TAREFA PROPOSTA 1: Disponha como uma lista JSON de strings, uma para cada linha e sem as linhas em branco, o trecho das entradas que começa na linha que contém "tile-events-and-projects[interactable]: Events and" e termina na linha que contém "nav-item-community[interactable]: Community [352,171,456,208]", incluindo ambas.

##### DOCUMENTO #####

Contrariando os que antecipam vantagens para a América Latina decorrentes do esperado acréscimo de Investimento Direto Estrangeiro (IDE) vindo dos EUA, Jaguaribe (1998) lembra que é improcedente a tese de que a criação da Alca atrairá grandes investimentos americanos para a região: com o derrube das barreiras aduaneiras, deixará de existir estímulo para realizar investimentos na região, pois as empresas americanas podendo vender sem sobre carga aduaneira, não necessitam de deslocalizar as produções. A evidência demonstra que, entre outras motivações, o que atrai o IDE é a existência de grandes mercados com proteção aduaneira e o tratamento favorável desses investimentos sob a forma de incentivos fiscais e outros, como acontece atualmente nos países do Mercosul. Se a Alcaviera se constituir, essas barreiras aduaneiras serão eliminadas, deixando de ser atrativo para as empresas norte-americanas investir na região.

#####

TAREFA PROPOSTA 2:
Responda às perguntas abaixo sobre o texto a respeito da Alca.
(a) Segundo Jaguaribe (1998), qual tese é improcedente?
(b) De acordo com a evidência citada, o que atrai o IDE, entre outras motivações?
(c) Onde isso acontece atualmente, segundo o texto?

##### DADOS EXTRAÍDOS #####

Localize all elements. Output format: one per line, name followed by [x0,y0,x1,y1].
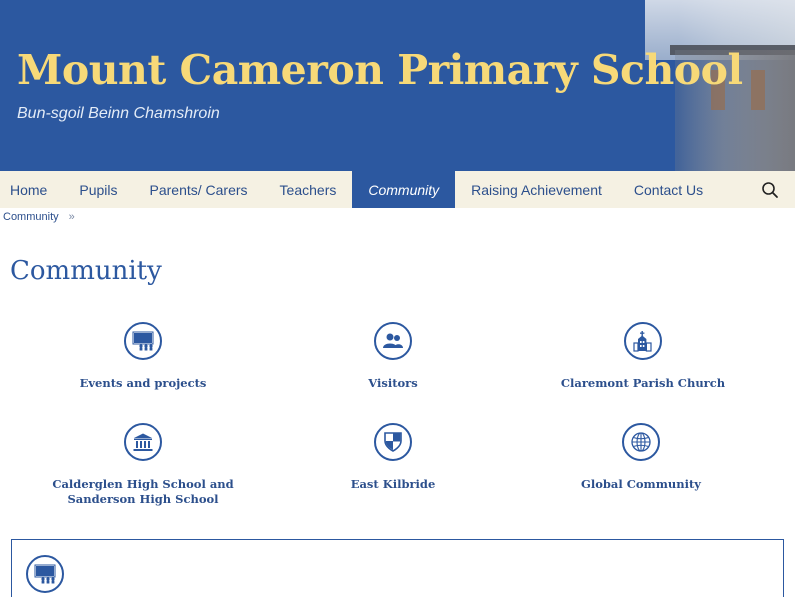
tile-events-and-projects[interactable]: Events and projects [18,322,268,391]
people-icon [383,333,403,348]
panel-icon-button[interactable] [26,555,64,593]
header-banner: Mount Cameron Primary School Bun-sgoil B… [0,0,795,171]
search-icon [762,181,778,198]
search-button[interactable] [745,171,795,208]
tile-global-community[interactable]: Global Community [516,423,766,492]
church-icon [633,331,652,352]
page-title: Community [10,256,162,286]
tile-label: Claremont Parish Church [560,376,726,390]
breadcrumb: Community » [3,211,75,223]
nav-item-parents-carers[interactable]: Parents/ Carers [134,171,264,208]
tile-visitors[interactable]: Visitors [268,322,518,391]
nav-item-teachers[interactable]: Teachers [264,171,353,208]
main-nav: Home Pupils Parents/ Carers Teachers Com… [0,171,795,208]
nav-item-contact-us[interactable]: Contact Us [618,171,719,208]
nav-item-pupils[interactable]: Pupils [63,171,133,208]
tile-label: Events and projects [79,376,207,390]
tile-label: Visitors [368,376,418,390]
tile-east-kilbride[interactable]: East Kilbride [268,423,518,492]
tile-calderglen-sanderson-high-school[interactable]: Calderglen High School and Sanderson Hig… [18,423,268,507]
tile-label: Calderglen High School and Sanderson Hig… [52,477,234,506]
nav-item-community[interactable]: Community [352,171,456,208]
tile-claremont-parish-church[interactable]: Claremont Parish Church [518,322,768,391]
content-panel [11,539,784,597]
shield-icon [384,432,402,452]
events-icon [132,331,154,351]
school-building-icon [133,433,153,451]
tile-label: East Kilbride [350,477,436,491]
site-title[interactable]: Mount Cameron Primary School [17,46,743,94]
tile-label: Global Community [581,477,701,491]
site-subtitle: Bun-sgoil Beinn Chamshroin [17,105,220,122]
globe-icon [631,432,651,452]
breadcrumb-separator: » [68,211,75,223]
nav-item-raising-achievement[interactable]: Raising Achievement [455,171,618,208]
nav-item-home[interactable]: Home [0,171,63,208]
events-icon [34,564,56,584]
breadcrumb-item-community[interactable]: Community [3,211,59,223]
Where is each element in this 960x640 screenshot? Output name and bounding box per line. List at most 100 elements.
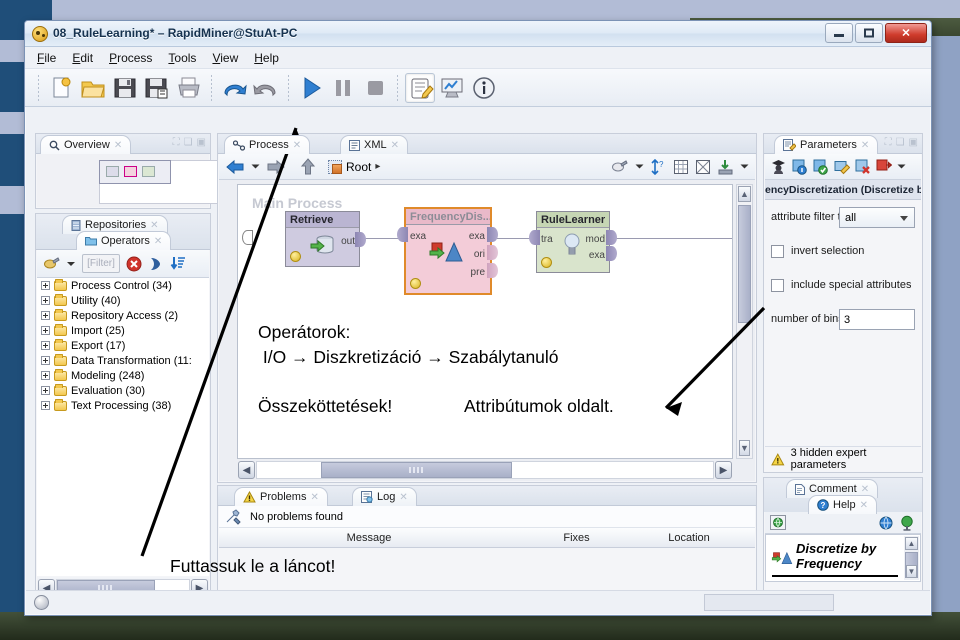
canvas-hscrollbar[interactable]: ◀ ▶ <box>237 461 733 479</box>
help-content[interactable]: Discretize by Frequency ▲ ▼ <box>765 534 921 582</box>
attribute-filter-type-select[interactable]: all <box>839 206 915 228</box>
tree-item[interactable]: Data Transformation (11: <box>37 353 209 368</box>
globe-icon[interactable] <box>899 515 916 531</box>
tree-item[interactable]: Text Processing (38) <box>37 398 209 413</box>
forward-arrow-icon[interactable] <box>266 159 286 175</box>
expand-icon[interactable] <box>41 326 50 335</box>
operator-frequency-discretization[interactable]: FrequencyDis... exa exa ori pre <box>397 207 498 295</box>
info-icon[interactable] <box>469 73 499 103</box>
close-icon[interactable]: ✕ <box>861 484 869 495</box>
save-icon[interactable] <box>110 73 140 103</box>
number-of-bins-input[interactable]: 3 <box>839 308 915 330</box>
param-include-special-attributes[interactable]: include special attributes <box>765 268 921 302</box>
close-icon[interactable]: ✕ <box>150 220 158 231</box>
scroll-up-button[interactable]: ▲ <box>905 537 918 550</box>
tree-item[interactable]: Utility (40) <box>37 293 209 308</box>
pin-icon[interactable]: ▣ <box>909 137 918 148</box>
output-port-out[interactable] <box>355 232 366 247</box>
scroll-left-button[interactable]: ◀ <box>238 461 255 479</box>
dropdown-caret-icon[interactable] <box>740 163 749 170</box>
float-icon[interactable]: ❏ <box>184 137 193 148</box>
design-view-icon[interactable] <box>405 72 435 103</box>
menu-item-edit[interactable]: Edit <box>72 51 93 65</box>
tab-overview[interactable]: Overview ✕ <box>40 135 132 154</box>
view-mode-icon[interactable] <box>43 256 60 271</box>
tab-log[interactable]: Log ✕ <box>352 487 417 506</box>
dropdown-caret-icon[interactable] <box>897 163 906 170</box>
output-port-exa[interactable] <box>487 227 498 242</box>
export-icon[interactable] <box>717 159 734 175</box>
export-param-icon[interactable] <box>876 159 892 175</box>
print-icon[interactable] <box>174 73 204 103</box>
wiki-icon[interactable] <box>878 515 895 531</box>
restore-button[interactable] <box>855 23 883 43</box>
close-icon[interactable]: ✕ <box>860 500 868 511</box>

#####

RESOLUÇÃO DETALHADA 1:
[
  "tile-events-and-projects[interactable]: Events and projects [18,322,268,391]",
  "people-icon [383,333,403,348]",
  "panel-icon-button[interactable] [26,555,64,593]",
  "header-banner: Mount Cameron Primary School Bun-sgoil B… [0,0,795,171]",
  "search-icon [762,181,778,198]",
  "search-button[interactable] [745,171,795,208]",
  "tile-global-community[interactable]: Global Community [516,423,766,492]",
  "church-icon [633,331,652,352]",
  "page-title: Community [10,256,162,286]",
  "tile-label: Claremont Parish Church [560,376,726,390]",
  "breadcrumb: Community » [3,211,75,223]",
  "nav-item-parents-carers[interactable]: Parents/ Carers [134,171,264,208]",
  "tile-visitors[interactable]: Visitors [268,322,518,391]",
  "nav-item-teachers[interactable]: Teachers [264,171,353,208]",
  "main-nav: Home Pupils Parents/ Carers Teachers Com… [0,171,795,208]",
  "nav-item-contact-us[interactable]: Contact Us [618,171,719,208]",
  "nav-item-pupils[interactable]: Pupils [63,171,133,208]",
  "tile-label: Events and projects [79,376,207,390]",
  "tile-label: Visitors [368,376,418,390]",
  "tile-east-kilbride[interactable]: East Kilbride [268,423,518,492]",
  "tile-calderglen-sanderson-high-school[interactable]: Calderglen High School and Sanderson Hig… [18,423,268,507]",
  "tile-label: Calderglen High School and Sanderson Hig… [52,477,234,506]",
  "nav-item-community[interactable]: Community [352,171,456,208]"
]

RESOLUÇÃO DETALHADA 2:
(a) A tese de que a criação da Alca atrairá grandes investimentos americanos para a região.
(b) A existência de grandes mercados com proteção aduaneira e o tratamento favorável desses investimentos sob a forma de incentivos fiscais e outros.
(c) Nos países do Mercosul.